>> Begin
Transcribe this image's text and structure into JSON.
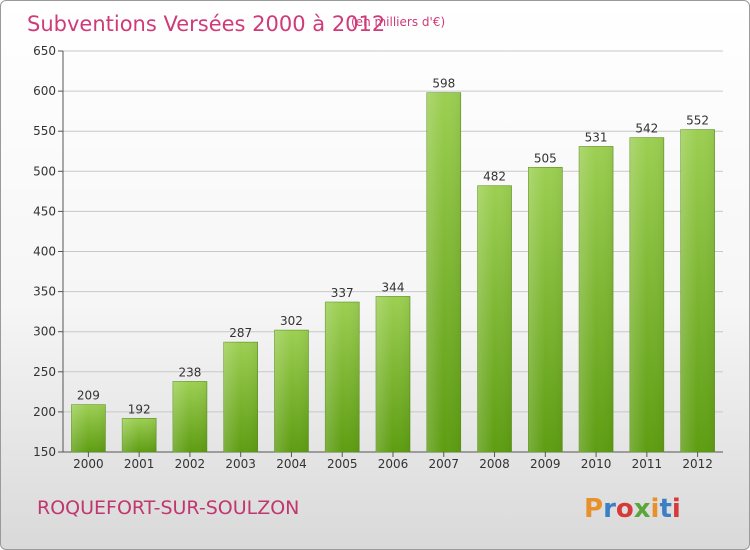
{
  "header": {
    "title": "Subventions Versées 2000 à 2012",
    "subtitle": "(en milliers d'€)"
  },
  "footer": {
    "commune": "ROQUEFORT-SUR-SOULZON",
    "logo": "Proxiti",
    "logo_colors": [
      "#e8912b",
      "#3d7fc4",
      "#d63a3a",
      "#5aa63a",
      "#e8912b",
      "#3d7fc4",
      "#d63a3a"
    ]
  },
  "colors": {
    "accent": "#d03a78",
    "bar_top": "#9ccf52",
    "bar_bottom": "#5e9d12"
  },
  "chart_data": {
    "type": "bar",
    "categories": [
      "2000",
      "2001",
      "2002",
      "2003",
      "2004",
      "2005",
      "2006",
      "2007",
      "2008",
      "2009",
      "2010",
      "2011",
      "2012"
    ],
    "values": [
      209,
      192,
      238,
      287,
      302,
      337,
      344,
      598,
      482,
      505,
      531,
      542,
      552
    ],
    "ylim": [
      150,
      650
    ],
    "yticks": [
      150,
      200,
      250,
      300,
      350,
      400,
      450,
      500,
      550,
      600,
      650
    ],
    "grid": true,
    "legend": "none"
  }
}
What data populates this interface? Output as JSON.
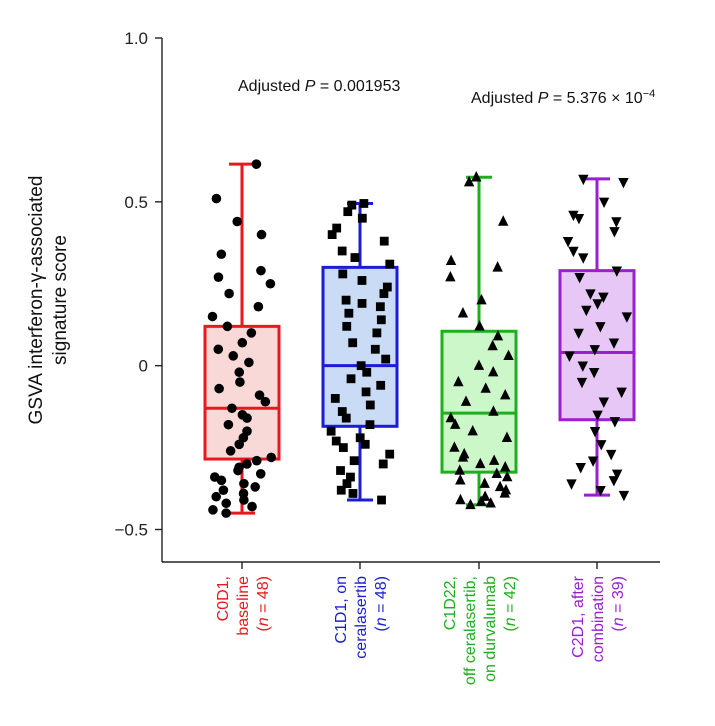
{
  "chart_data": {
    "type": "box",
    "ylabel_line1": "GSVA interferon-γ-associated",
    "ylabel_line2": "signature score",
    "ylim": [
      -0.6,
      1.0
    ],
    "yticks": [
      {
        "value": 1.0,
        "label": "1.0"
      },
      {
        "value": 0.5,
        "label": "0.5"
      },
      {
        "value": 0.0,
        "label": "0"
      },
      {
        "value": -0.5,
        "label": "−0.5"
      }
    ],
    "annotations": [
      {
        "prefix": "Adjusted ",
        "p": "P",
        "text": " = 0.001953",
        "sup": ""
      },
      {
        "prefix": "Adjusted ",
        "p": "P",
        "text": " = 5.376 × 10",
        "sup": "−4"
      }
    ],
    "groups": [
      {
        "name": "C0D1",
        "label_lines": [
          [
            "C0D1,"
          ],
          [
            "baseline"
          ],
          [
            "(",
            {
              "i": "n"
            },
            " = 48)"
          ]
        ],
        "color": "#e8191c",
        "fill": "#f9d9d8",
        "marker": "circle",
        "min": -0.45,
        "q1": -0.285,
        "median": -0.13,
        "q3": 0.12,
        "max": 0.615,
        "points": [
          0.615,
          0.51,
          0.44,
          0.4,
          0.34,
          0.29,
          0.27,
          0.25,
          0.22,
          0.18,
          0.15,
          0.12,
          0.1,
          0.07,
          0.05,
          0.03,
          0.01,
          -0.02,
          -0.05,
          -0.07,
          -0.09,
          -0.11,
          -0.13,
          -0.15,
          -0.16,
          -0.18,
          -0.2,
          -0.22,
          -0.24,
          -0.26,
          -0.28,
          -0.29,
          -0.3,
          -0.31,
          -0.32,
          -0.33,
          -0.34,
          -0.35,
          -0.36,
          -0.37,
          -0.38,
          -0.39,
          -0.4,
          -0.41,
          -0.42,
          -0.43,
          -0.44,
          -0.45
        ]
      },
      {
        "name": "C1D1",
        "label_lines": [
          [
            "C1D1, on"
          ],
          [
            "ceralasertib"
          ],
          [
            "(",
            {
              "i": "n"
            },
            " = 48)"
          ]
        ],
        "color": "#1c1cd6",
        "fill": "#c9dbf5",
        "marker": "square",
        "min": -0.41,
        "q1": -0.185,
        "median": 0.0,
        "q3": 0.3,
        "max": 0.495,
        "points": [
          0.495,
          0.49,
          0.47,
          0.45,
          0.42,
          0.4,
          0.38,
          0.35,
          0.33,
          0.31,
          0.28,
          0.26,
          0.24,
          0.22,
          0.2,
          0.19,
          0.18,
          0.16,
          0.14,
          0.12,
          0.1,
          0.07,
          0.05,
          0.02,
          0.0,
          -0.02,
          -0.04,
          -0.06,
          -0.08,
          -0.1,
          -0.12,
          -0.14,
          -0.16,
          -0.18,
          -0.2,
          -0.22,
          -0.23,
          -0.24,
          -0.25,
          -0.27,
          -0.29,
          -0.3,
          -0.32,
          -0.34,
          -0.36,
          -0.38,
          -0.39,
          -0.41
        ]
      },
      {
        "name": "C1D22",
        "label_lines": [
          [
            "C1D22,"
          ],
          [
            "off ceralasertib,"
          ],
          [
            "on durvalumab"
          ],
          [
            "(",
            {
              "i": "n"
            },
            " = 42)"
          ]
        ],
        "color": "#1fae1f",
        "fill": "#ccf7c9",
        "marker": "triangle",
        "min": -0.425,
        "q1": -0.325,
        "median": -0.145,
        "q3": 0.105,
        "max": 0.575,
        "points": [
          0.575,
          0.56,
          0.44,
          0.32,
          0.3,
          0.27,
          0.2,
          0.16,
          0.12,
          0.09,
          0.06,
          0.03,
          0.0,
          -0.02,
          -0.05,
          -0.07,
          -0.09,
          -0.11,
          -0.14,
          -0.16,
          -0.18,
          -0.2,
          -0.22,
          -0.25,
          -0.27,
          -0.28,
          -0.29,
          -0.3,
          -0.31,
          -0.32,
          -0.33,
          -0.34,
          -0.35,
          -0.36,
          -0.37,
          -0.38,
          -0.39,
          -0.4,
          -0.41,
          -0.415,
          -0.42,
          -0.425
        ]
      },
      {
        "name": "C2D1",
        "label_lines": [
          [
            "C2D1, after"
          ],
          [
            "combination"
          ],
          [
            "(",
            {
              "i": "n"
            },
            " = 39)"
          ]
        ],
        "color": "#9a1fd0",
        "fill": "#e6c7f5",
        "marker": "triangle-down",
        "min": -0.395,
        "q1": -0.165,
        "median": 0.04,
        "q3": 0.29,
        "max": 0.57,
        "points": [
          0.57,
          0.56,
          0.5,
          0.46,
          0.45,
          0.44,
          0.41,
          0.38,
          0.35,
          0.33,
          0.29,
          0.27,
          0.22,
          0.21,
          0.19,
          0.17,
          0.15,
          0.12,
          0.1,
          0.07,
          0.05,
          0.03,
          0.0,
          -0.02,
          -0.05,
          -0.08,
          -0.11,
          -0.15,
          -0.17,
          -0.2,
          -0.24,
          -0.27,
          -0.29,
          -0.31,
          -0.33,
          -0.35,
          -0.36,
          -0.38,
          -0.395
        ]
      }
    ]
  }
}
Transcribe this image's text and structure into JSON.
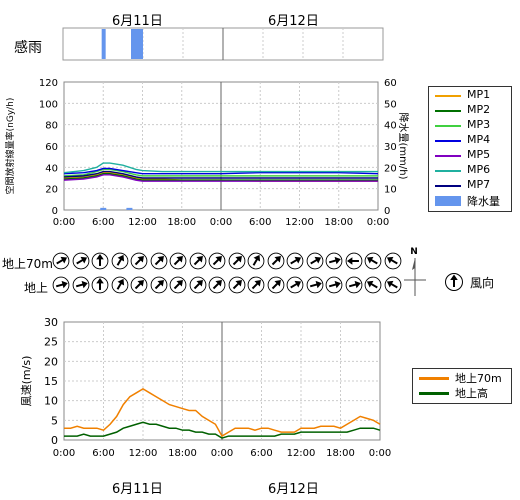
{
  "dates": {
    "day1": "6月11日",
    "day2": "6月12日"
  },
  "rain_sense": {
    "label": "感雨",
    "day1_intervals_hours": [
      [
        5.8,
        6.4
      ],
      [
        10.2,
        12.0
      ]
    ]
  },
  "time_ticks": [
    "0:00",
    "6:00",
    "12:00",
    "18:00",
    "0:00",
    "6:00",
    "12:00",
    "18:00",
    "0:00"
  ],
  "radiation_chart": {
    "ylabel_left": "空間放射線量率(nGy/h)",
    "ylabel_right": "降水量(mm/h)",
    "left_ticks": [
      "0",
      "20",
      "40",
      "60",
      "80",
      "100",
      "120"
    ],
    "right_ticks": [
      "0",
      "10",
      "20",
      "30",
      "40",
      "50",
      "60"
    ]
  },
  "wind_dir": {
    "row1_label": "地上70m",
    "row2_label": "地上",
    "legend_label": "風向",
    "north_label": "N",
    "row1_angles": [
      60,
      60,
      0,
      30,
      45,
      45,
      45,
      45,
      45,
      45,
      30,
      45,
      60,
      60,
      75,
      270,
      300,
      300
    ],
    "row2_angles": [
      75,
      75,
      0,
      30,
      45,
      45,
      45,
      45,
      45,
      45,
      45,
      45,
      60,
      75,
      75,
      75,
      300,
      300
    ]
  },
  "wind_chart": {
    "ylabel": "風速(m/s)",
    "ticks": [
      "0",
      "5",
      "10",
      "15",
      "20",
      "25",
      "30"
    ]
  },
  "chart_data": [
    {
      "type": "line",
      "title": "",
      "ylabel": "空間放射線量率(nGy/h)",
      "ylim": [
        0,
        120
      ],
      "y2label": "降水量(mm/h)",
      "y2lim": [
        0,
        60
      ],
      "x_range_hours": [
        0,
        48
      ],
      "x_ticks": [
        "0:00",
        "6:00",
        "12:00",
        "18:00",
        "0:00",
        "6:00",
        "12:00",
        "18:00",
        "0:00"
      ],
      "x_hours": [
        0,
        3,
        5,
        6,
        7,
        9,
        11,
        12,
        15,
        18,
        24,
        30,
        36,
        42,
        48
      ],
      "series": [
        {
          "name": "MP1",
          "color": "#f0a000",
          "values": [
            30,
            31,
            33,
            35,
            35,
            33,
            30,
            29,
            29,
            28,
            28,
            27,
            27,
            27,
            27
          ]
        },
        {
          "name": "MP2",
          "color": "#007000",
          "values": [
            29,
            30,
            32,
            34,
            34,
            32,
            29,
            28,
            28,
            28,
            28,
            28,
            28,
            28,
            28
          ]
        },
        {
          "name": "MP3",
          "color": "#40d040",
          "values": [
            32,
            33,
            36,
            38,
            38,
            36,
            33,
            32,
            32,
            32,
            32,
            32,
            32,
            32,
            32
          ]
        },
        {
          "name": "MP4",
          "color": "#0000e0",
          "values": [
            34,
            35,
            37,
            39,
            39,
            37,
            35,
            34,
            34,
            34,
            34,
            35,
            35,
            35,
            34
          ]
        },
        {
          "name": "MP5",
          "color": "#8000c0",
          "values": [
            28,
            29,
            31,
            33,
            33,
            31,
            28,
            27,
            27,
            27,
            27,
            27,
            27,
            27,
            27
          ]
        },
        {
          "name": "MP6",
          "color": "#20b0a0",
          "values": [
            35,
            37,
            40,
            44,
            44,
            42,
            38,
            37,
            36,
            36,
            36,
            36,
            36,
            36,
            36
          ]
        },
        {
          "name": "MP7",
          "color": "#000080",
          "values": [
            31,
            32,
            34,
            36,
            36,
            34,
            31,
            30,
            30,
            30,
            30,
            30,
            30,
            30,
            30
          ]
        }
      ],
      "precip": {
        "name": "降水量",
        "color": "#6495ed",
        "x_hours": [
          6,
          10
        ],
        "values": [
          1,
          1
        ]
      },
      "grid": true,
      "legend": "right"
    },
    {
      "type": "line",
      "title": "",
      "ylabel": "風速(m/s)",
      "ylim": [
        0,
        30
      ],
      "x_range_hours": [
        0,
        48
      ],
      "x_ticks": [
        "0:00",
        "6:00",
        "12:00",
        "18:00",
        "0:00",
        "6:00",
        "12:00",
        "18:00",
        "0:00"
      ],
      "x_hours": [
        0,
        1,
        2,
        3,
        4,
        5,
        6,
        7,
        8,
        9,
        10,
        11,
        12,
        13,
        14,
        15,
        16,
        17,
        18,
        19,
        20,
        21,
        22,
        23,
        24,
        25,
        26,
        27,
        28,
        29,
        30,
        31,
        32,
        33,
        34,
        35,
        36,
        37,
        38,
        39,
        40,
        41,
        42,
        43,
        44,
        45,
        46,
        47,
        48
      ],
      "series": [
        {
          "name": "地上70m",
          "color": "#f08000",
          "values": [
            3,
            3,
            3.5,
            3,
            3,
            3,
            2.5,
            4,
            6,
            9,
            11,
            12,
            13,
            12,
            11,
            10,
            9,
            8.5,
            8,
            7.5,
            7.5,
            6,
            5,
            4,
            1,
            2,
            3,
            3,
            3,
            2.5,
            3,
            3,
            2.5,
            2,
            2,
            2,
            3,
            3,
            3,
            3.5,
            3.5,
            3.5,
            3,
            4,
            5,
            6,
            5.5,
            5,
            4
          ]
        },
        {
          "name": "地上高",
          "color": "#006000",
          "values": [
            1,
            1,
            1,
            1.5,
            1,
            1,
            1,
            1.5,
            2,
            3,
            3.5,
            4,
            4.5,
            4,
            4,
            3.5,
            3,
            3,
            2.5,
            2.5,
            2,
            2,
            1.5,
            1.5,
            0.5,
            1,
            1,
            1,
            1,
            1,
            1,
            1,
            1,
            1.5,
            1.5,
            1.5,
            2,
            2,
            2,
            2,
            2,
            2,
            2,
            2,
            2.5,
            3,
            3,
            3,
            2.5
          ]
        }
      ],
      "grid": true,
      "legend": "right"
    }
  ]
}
>> End
Pull out every line of the records that includes the string "text".

**EXERCISE OUTPUT:**
Transcribe this image's text and structure into JSON.
        "text": " = 0.001953",
        "text": " = 5.376 × 10",
Transcribe this image's text and structure into JSON.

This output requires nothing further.